## STATED GOAL:
Report only the number of lines in the records that contain the word "军中惊扰".

## EXCERPTED DATA:
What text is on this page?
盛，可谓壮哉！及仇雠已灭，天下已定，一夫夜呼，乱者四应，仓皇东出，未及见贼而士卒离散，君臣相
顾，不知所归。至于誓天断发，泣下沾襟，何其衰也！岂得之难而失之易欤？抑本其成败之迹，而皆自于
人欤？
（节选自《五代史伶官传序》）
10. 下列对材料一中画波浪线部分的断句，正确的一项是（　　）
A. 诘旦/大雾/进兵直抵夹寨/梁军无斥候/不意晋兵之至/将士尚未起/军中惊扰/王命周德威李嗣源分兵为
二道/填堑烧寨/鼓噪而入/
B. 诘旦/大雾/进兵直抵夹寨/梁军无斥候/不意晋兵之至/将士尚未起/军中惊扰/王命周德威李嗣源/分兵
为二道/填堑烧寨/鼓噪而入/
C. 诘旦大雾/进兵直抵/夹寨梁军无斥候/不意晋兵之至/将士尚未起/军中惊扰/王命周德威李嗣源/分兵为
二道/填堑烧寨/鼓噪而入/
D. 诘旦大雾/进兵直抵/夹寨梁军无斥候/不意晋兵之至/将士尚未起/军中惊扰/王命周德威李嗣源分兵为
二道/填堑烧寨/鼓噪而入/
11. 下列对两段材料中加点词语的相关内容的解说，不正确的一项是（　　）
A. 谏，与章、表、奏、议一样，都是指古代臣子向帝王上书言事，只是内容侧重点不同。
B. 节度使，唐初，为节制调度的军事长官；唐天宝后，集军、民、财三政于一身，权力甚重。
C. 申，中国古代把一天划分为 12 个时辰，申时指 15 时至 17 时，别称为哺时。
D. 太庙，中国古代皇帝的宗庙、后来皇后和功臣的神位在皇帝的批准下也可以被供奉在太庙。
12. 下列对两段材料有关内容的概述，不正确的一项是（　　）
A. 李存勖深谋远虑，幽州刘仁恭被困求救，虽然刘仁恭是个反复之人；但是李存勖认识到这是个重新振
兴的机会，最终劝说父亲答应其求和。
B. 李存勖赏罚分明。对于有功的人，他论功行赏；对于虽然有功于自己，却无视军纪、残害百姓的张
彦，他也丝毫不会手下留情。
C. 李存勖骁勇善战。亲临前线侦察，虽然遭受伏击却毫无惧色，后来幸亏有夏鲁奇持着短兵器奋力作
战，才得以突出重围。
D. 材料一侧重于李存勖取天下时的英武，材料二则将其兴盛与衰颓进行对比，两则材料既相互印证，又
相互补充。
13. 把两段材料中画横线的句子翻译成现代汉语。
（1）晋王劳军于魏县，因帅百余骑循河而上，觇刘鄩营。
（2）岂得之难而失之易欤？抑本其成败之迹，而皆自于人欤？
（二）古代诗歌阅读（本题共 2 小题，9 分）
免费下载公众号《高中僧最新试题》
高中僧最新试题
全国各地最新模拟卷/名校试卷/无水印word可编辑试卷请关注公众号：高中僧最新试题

## THE OUTPUT:
4